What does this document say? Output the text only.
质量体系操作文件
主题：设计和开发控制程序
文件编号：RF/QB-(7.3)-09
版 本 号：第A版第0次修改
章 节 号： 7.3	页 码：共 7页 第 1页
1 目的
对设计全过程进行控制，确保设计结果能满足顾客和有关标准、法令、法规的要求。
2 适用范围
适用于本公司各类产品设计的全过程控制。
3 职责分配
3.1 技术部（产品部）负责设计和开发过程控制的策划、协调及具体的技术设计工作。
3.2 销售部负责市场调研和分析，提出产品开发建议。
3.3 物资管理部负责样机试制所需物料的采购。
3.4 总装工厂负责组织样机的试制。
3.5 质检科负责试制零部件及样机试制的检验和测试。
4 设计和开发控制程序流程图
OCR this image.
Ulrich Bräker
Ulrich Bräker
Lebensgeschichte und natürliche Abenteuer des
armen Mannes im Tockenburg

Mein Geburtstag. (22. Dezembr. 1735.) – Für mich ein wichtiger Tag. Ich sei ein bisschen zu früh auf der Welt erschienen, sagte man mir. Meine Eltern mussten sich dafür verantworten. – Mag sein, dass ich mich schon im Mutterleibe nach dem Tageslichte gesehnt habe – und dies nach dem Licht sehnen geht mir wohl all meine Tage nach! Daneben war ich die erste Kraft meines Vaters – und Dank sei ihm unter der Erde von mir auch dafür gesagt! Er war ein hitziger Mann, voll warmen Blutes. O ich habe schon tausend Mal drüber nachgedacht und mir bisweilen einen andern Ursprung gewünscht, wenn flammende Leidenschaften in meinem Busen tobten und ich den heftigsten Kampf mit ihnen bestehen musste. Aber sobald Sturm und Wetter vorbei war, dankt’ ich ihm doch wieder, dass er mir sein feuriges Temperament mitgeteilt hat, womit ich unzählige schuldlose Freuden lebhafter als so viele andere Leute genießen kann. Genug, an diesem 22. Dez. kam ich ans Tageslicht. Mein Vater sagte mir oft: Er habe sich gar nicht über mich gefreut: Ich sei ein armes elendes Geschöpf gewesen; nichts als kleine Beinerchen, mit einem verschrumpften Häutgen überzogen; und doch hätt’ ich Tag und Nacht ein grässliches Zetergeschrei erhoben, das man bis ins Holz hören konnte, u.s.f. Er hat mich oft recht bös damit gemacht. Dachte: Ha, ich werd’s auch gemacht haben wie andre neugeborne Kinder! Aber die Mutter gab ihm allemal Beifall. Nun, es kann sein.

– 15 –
━━━━━━━━━━━━━━━━
-- Stated goal --
Retype the listing above in full, with no alterations.

-- Output of the task --
What does this document say? Output the text only.
质量体系操作文件
主题：设计和开发控制程序
文件编号：RF/QB-(7.3)-09
版 本 号：第A版第0次修改
章 节 号： 7.3	页 码：共 7页 第 1页
1 目的
对设计全过程进行控制，确保设计结果能满足顾客和有关标准、法令、法规的要求。
2 适用范围
适用于本公司各类产品设计的全过程控制。
3 职责分配
3.1 技术部（产品部）负责设计和开发过程控制的策划、协调及具体的技术设计工作。
3.2 销售部负责市场调研和分析，提出产品开发建议。
3.3 物资管理部负责样机试制所需物料的采购。
3.4 总装工厂负责组织样机的试制。
3.5 质检科负责试制零部件及样机试制的检验和测试。
4 设计和开发控制程序流程图
OCR this image.
Ulrich Bräker
Ulrich Bräker
Lebensgeschichte und natürliche Abenteuer des
armen Mannes im Tockenburg

Mein Geburtstag. (22. Dezembr. 1735.) – Für mich ein wichtiger Tag. Ich sei ein bisschen zu früh auf der Welt erschienen, sagte man mir. Meine Eltern mussten sich dafür verantworten. – Mag sein, dass ich mich schon im Mutterleibe nach dem Tageslichte gesehnt habe – und dies nach dem Licht sehnen geht mir wohl all meine Tage nach! Daneben war ich die erste Kraft meines Vaters – und Dank sei ihm unter der Erde von mir auch dafür gesagt! Er war ein hitziger Mann, voll warmen Blutes. O ich habe schon tausend Mal drüber nachgedacht und mir bisweilen einen andern Ursprung gewünscht, wenn flammende Leidenschaften in meinem Busen tobten und ich den heftigsten Kampf mit ihnen bestehen musste. Aber sobald Sturm und Wetter vorbei war, dankt’ ich ihm doch wieder, dass er mir sein feuriges Temperament mitgeteilt hat, womit ich unzählige schuldlose Freuden lebhafter als so viele andere Leute genießen kann. Genug, an diesem 22. Dez. kam ich ans Tageslicht. Mein Vater sagte mir oft: Er habe sich gar nicht über mich gefreut: Ich sei ein armes elendes Geschöpf gewesen; nichts als kleine Beinerchen, mit einem verschrumpften Häutgen überzogen; und doch hätt’ ich Tag und Nacht ein grässliches Zetergeschrei erhoben, das man bis ins Holz hören konnte, u.s.f. Er hat mich oft recht bös damit gemacht. Dachte: Ha, ich werd’s auch gemacht haben wie andre neugeborne Kinder! Aber die Mutter gab ihm allemal Beifall. Nun, es kann sein.

– 15 –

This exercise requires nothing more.